◆ Brief ◆
Repeat each entry as written, dropping any picture you find.

◆ Dataset records ◆

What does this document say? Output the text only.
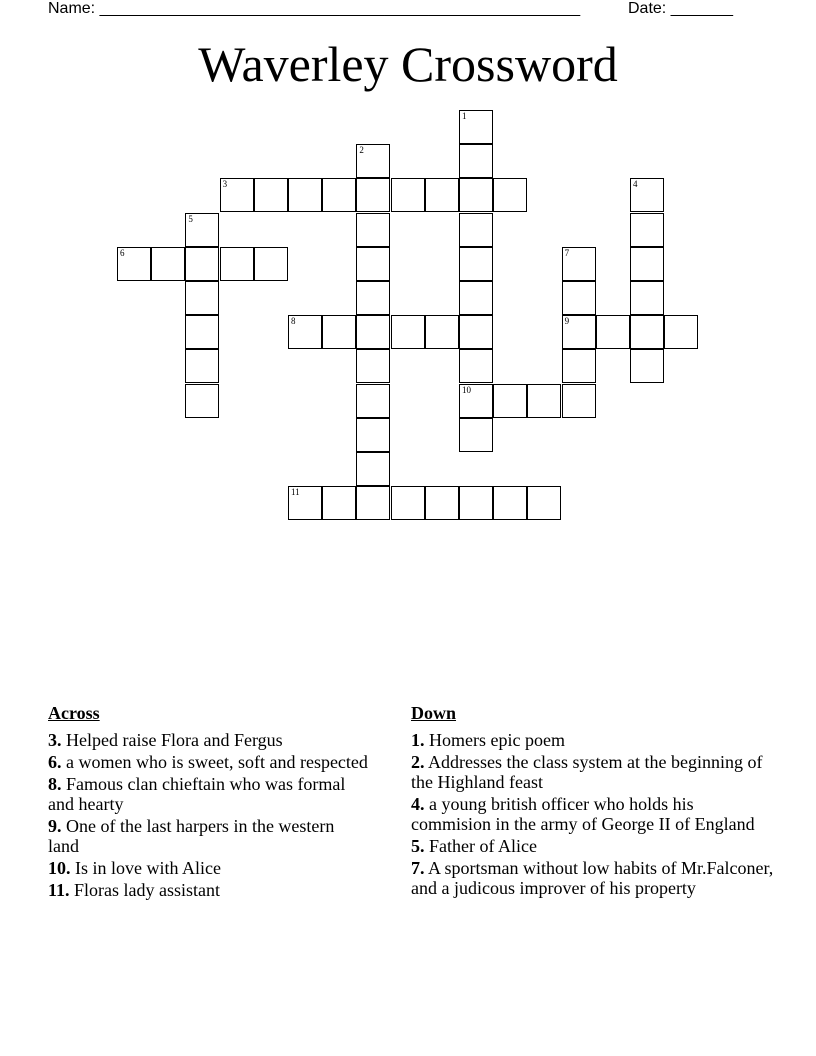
Name: ______________________________________________________	Date: _______
Waverley Crossword
1
10
2
3	4
5
6	7
9
8
11
Across
3. Helped raise Flora and Fergus
6. a women who is sweet, soft and respected
8. Famous clan chieftain who was formal and hearty
9. One of the last harpers in the western land
10. Is in love with Alice
11. Floras lady assistant
Down
1. Homers epic poem
2. Addresses the class system at the beginning of the Highland feast
4. a young british officer who holds his commision in the army of George II of England
5. Father of Alice
7. A sportsman without low habits of Mr.Falconer, and a judicous improver of his property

◆ Solution to this exercise ◆
What does this document say? Output the text only.
Name: ______________________________________________________	Date: _______
Waverley Crossword
1
10
2
3	4
5
6	7
9
8
11
Across
3. Helped raise Flora and Fergus
6. a women who is sweet, soft and respected
8. Famous clan chieftain who was formal and hearty
9. One of the last harpers in the western land
10. Is in love with Alice
11. Floras lady assistant
Down
1. Homers epic poem
2. Addresses the class system at the beginning of the Highland feast
4. a young british officer who holds his commision in the army of George II of England
5. Father of Alice
7. A sportsman without low habits of Mr.Falconer, and a judicous improver of his property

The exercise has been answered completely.